### Material supplied
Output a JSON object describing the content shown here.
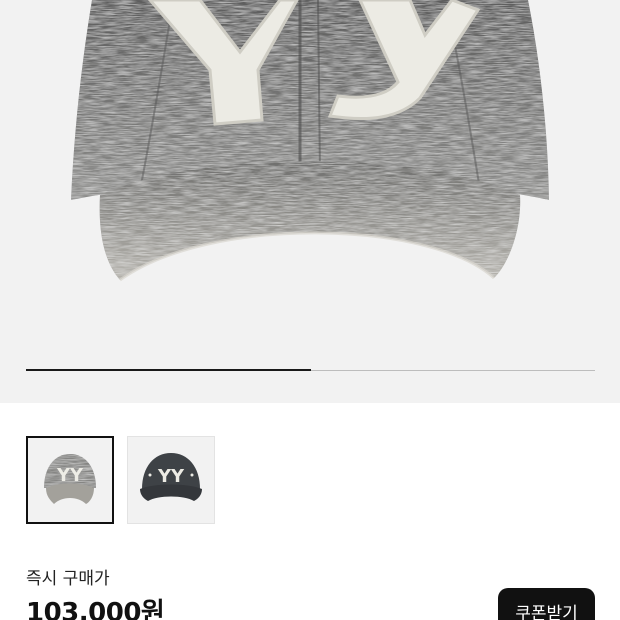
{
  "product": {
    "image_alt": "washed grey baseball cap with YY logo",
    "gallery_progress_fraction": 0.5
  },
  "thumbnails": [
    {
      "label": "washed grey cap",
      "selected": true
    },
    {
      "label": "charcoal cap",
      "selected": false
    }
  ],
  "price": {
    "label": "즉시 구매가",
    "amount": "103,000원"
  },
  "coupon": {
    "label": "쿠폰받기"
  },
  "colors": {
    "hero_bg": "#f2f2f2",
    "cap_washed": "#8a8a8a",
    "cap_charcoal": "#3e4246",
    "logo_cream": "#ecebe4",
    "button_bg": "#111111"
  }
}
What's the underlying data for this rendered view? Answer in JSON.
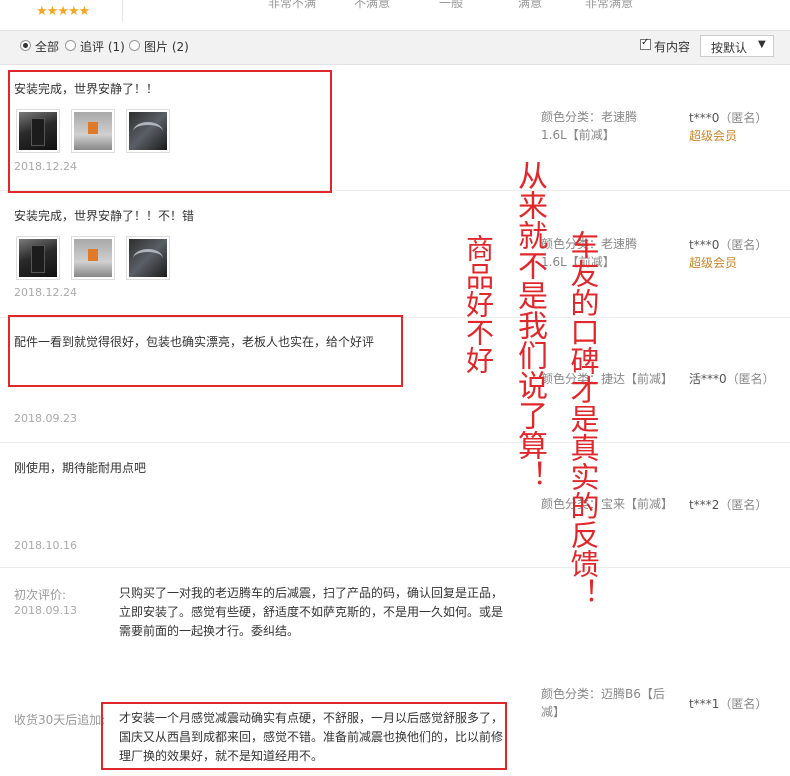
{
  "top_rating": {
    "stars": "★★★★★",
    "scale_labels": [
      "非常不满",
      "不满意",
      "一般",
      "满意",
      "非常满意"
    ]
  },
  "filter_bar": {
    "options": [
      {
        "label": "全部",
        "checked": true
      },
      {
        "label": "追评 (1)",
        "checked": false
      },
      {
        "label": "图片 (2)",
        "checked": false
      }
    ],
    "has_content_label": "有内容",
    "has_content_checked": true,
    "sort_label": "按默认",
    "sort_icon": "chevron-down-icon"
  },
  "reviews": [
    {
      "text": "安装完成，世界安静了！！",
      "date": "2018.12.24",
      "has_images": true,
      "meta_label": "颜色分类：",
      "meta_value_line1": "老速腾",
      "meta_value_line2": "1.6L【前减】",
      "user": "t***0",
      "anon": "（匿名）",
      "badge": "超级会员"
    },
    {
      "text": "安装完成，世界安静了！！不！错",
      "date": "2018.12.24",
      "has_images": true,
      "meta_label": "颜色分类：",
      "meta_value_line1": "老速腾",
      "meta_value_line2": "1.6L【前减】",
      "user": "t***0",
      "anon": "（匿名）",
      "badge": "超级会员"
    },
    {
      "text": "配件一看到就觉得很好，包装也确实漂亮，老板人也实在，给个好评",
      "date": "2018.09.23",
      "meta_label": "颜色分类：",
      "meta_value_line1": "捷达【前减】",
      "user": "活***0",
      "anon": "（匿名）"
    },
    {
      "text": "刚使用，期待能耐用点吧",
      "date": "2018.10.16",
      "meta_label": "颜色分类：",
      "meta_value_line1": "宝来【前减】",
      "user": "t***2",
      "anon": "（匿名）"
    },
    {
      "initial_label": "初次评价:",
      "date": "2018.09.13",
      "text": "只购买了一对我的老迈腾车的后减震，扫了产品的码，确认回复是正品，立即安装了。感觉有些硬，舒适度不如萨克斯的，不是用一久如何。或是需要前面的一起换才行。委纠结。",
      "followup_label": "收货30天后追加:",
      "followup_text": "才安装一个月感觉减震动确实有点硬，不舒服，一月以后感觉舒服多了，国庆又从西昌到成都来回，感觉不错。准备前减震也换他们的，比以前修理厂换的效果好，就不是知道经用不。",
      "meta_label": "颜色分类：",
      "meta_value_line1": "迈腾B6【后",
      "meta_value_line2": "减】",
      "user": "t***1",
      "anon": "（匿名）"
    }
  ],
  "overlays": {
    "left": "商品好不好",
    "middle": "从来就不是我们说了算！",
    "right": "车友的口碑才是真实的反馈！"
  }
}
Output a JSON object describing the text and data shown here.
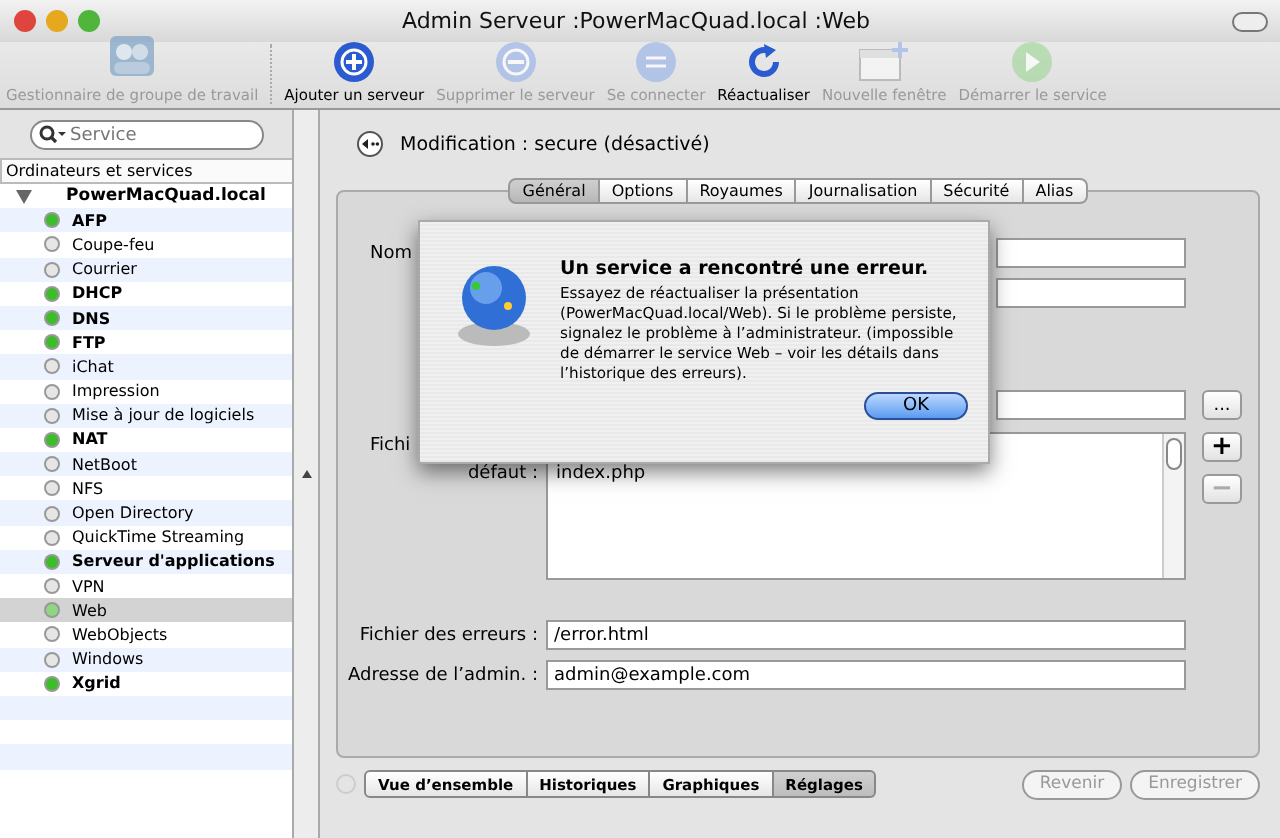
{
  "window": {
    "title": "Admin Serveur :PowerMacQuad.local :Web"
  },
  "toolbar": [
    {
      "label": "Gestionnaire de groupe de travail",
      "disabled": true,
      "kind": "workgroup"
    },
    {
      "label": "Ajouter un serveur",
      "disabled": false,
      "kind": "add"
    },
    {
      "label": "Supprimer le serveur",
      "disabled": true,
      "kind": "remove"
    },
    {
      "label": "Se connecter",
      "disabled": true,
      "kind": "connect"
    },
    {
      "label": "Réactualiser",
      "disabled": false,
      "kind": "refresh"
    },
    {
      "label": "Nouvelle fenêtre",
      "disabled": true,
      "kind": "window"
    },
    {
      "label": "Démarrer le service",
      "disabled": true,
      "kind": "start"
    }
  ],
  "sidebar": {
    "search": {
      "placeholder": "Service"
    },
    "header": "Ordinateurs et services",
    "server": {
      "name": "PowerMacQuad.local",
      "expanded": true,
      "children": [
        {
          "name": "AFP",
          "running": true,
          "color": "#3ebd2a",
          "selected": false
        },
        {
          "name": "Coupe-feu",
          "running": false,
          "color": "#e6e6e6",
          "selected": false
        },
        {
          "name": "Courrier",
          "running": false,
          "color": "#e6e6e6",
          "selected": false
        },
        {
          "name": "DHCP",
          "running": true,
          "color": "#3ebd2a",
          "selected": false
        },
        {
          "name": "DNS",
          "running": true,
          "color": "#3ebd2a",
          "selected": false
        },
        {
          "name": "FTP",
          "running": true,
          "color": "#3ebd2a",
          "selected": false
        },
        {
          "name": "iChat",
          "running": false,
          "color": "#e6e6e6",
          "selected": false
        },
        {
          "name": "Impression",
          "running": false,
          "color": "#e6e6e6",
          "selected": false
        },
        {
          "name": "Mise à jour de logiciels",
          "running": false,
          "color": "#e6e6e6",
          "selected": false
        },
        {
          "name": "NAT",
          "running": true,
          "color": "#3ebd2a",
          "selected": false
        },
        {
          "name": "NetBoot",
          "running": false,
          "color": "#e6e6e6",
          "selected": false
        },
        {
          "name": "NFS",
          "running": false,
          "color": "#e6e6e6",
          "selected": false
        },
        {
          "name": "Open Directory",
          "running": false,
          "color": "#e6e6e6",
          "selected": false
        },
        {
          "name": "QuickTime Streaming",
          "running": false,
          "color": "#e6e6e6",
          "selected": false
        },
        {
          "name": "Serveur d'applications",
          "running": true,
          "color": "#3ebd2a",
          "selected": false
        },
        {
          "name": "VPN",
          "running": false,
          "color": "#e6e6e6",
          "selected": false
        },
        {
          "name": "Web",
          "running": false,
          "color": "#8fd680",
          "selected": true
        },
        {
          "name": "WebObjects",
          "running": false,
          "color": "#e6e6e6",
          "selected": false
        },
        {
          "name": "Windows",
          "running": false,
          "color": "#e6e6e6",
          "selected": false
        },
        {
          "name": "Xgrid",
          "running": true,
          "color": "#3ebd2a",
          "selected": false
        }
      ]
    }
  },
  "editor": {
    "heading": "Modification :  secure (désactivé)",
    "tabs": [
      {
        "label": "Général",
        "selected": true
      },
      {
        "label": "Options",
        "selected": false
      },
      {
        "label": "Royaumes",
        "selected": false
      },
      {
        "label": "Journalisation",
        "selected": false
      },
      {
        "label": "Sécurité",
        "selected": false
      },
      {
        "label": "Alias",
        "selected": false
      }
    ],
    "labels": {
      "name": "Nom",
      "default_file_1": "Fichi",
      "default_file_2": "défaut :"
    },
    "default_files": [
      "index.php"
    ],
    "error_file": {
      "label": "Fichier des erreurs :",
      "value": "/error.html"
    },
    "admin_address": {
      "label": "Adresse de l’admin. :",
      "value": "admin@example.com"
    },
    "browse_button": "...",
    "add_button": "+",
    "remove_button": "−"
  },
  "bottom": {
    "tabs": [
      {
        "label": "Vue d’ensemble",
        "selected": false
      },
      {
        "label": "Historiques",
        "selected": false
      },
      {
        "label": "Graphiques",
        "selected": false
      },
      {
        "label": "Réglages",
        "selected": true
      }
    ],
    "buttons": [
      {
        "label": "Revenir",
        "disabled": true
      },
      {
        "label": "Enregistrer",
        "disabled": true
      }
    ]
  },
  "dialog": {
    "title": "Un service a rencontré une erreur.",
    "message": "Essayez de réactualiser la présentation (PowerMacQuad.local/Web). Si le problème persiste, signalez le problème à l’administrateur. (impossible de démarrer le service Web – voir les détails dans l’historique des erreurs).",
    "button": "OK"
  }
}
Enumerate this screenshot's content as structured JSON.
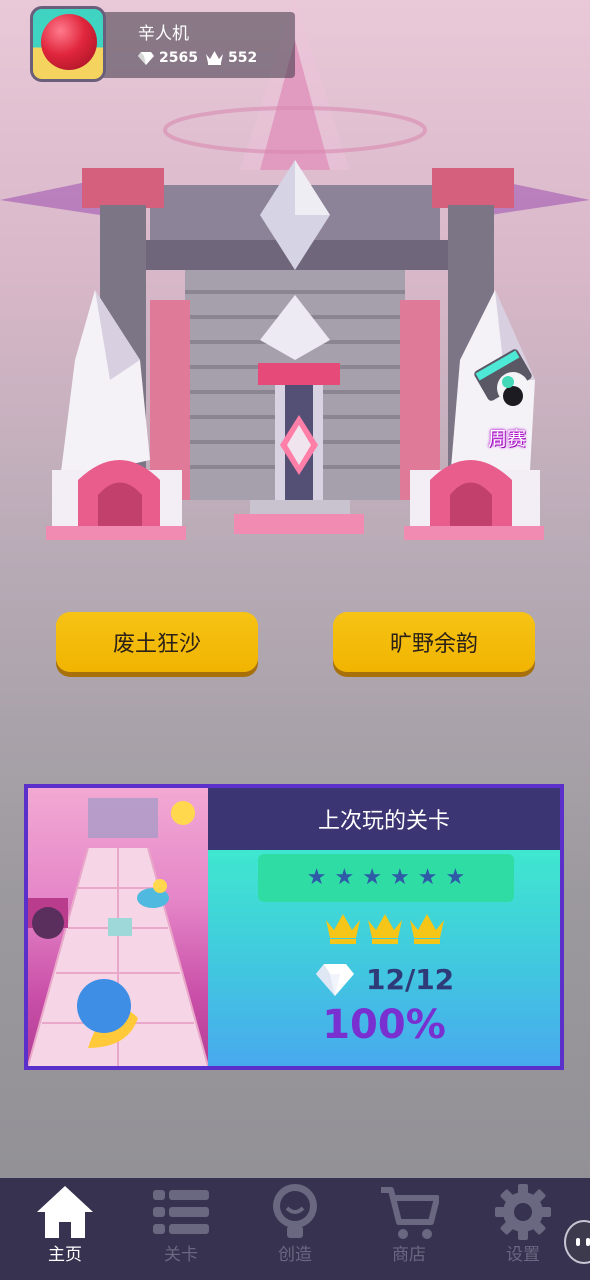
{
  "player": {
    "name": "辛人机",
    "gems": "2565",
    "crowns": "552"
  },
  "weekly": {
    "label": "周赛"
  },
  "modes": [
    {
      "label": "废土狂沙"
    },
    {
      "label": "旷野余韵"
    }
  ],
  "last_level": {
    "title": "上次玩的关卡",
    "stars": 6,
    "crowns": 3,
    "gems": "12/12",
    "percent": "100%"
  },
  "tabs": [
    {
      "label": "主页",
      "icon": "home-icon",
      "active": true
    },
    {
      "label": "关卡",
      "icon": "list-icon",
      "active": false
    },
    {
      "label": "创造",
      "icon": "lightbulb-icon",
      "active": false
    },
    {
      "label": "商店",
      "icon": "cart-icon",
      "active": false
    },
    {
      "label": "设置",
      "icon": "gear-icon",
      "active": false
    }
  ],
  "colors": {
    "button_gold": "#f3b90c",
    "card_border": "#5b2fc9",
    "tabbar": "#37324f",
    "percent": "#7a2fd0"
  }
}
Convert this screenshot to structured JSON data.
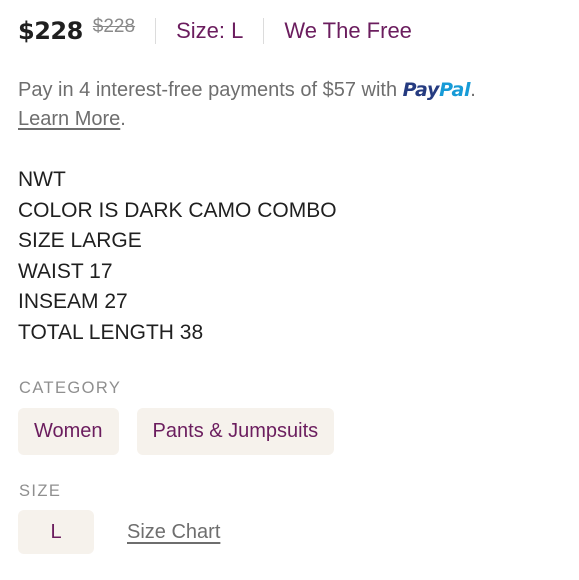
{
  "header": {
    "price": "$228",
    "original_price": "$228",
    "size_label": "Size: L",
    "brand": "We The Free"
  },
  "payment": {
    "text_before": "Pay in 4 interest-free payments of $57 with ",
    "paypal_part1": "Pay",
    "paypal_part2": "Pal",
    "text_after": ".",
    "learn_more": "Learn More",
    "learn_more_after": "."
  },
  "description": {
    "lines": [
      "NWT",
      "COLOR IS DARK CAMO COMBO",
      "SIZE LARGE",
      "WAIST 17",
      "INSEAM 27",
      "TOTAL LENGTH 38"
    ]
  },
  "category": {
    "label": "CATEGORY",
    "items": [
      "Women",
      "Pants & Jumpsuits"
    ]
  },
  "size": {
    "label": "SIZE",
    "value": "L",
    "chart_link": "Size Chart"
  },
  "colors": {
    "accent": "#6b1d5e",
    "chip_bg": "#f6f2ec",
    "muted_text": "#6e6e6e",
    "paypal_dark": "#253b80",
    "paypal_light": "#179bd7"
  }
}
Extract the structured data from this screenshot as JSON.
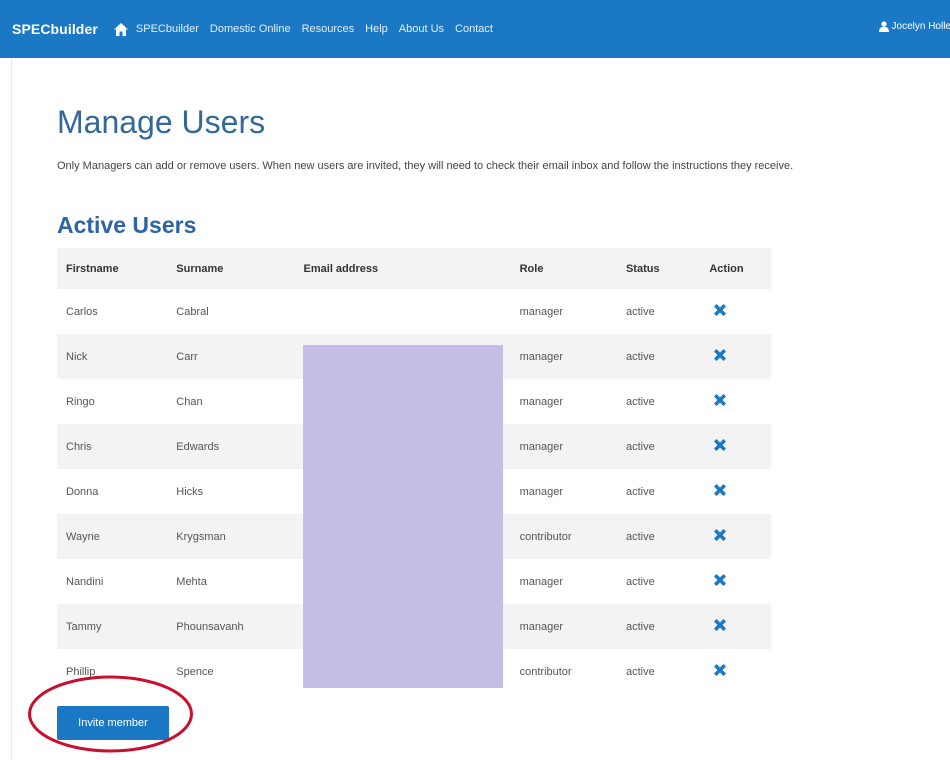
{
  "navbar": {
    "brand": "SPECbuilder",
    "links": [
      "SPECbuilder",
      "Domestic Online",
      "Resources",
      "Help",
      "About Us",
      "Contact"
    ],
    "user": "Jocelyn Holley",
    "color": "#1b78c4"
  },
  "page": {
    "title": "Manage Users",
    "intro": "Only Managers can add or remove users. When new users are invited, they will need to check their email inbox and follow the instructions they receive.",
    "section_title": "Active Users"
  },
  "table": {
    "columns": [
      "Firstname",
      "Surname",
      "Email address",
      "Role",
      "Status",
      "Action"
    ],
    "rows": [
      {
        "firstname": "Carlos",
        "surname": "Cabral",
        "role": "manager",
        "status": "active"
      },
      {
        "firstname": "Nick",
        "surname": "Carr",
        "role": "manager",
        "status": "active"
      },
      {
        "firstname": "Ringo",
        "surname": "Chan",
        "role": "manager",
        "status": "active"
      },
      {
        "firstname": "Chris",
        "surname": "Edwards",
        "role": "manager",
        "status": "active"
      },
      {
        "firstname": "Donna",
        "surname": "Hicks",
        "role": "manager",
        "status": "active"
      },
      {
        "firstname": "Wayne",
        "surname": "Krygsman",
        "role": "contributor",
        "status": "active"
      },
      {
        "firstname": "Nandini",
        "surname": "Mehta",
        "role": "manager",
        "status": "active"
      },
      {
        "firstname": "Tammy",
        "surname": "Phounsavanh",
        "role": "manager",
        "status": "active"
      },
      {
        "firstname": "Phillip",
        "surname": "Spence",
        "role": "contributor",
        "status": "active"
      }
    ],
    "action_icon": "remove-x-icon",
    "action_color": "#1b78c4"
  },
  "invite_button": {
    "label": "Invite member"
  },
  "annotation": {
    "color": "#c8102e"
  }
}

### Task statement
Return the lines of the records that include the string "with".

### Right answer
    "image_alt": "washed grey baseball cap with YY logo",
    "text_before": "Pay in 4 interest-free payments of $57 with ",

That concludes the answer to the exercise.